- Dataset rows:
****************************************

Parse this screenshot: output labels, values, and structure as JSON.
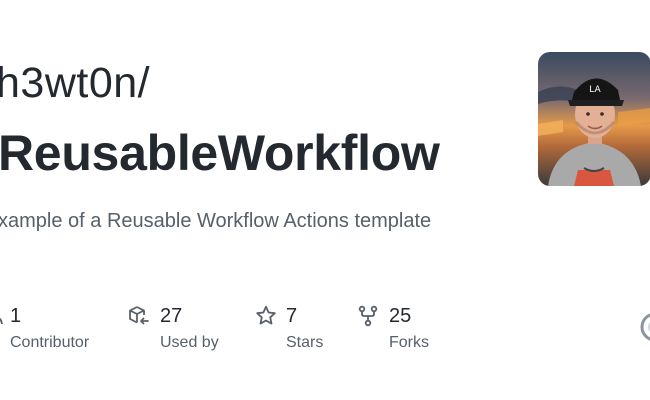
{
  "header": {
    "owner": "h3wt0n/",
    "repo_name": "ReusableWorkflow",
    "description": "xample of a Reusable Workflow Actions template"
  },
  "avatar": {
    "icon": "user-avatar-photo"
  },
  "stats": [
    {
      "value": "1",
      "label": "Contributor",
      "icon": "people-icon"
    },
    {
      "value": "27",
      "label": "Used by",
      "icon": "package-dependents-icon"
    },
    {
      "value": "7",
      "label": "Stars",
      "icon": "star-icon"
    },
    {
      "value": "25",
      "label": "Forks",
      "icon": "repo-forked-icon"
    }
  ],
  "colors": {
    "text_primary": "#24292f",
    "text_secondary": "#57606a",
    "background": "#ffffff"
  }
}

****************************************

- Stated task: Return the listing above in full and without alteration, excluding its pictures.

- Answer to this exercise:
Parse this screenshot: output labels, values, and structure as JSON.
{
  "header": {
    "owner": "h3wt0n/",
    "repo_name": "ReusableWorkflow",
    "description": "xample of a Reusable Workflow Actions template"
  },
  "avatar": {
    "icon": "user-avatar-photo"
  },
  "stats": [
    {
      "value": "1",
      "label": "Contributor",
      "icon": "people-icon"
    },
    {
      "value": "27",
      "label": "Used by",
      "icon": "package-dependents-icon"
    },
    {
      "value": "7",
      "label": "Stars",
      "icon": "star-icon"
    },
    {
      "value": "25",
      "label": "Forks",
      "icon": "repo-forked-icon"
    }
  ],
  "colors": {
    "text_primary": "#24292f",
    "text_secondary": "#57606a",
    "background": "#ffffff"
  }
}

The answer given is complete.